### Do this
Copy every line of the records below that holds the word "Rosanna".

**** Task material

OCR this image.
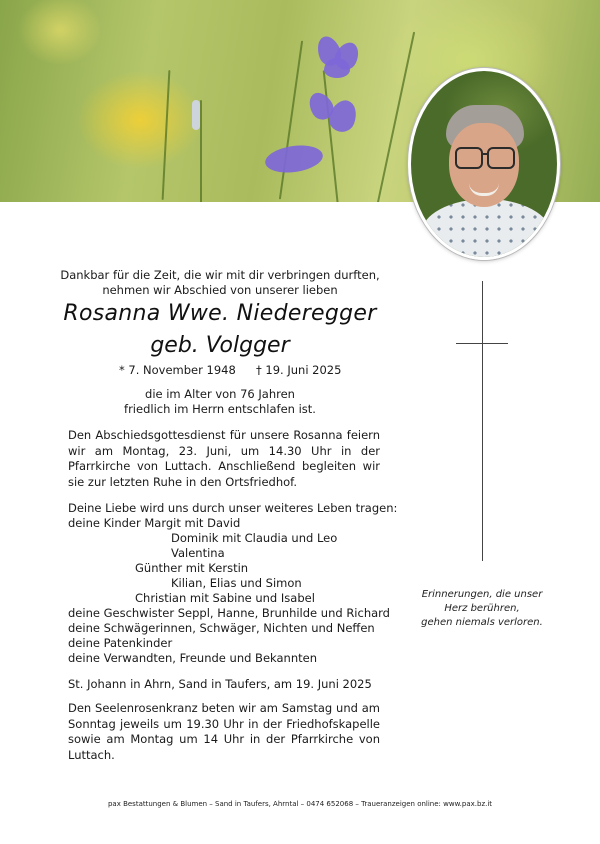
Dankbar für die Zeit, die wir mit dir verbringen durften,
nehmen wir Abschied von unserer lieben
Rosanna Wwe. Niederegger
geb. Volgger
* 7. November 1948 † 19. Juni 2025
die im Alter von 76 Jahren
friedlich im Herrn entschlafen ist.
Den Abschiedsgottesdienst für unsere Rosanna feiern wir am Montag, 23. Juni, um 14.30 Uhr in der Pfarrkirche von Luttach. Anschließend begleiten wir sie zur letzten Ruhe in den Ortsfriedhof.
Deine Liebe wird uns durch unser weiteres Leben tragen:
deine Kinder Margit mit David
Dominik mit Claudia und Leo
Valentina
Günther mit Kerstin
Kilian, Elias und Simon
Christian mit Sabine und Isabel
deine Geschwister Seppl, Hanne, Brunhilde und Richard
deine Schwägerinnen, Schwäger, Nichten und Neffen
deine Patenkinder
deine Verwandten, Freunde und Bekannten
St. Johann in Ahrn, Sand in Taufers, am 19. Juni 2025
Den Seelenrosenkranz beten wir am Samstag und am Sonntag jeweils um 19.30 Uhr in der Friedhofskapelle sowie am Montag um 14 Uhr in der Pfarrkirche von Luttach.
Erinnerungen, die unser
Herz berühren,
gehen niemals verloren.
pax Bestattungen & Blumen – Sand in Taufers, Ahrntal – 0474 652068 – Traueranzeigen online: www.pax.bz.it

********

### Task response
Rosanna Wwe. Niederegger
Den Abschiedsgottesdienst für unsere Rosanna feiern wir am Montag, 23. Juni, um 14.30 Uhr in der Pfarrkirche von Luttach. Anschließend begleiten wir sie zur letzten Ruhe in den Ortsfriedhof.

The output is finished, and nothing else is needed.